§ EXERCISE REQUIREMENTS
Reproduce all of the records exactly.

Source records:
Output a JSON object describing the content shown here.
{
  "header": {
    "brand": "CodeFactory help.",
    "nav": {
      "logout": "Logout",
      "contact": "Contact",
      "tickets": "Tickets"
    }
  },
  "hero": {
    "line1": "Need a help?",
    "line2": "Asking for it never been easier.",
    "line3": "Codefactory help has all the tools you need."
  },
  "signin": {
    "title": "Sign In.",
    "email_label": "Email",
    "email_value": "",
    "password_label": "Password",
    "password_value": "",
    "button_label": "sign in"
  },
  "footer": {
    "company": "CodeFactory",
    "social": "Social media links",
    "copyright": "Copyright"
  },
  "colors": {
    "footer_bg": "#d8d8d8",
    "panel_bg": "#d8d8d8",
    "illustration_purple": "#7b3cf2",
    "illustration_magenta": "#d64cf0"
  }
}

§ FULL OUTPUT
Output a JSON object describing the content shown here.
{
  "header": {
    "brand": "CodeFactory help.",
    "nav": {
      "logout": "Logout",
      "contact": "Contact",
      "tickets": "Tickets"
    }
  },
  "hero": {
    "line1": "Need a help?",
    "line2": "Asking for it never been easier.",
    "line3": "Codefactory help has all the tools you need."
  },
  "signin": {
    "title": "Sign In.",
    "email_label": "Email",
    "email_value": "",
    "password_label": "Password",
    "password_value": "",
    "button_label": "sign in"
  },
  "footer": {
    "company": "CodeFactory",
    "social": "Social media links",
    "copyright": "Copyright"
  },
  "colors": {
    "footer_bg": "#d8d8d8",
    "panel_bg": "#d8d8d8",
    "illustration_purple": "#7b3cf2",
    "illustration_magenta": "#d64cf0"
  }
}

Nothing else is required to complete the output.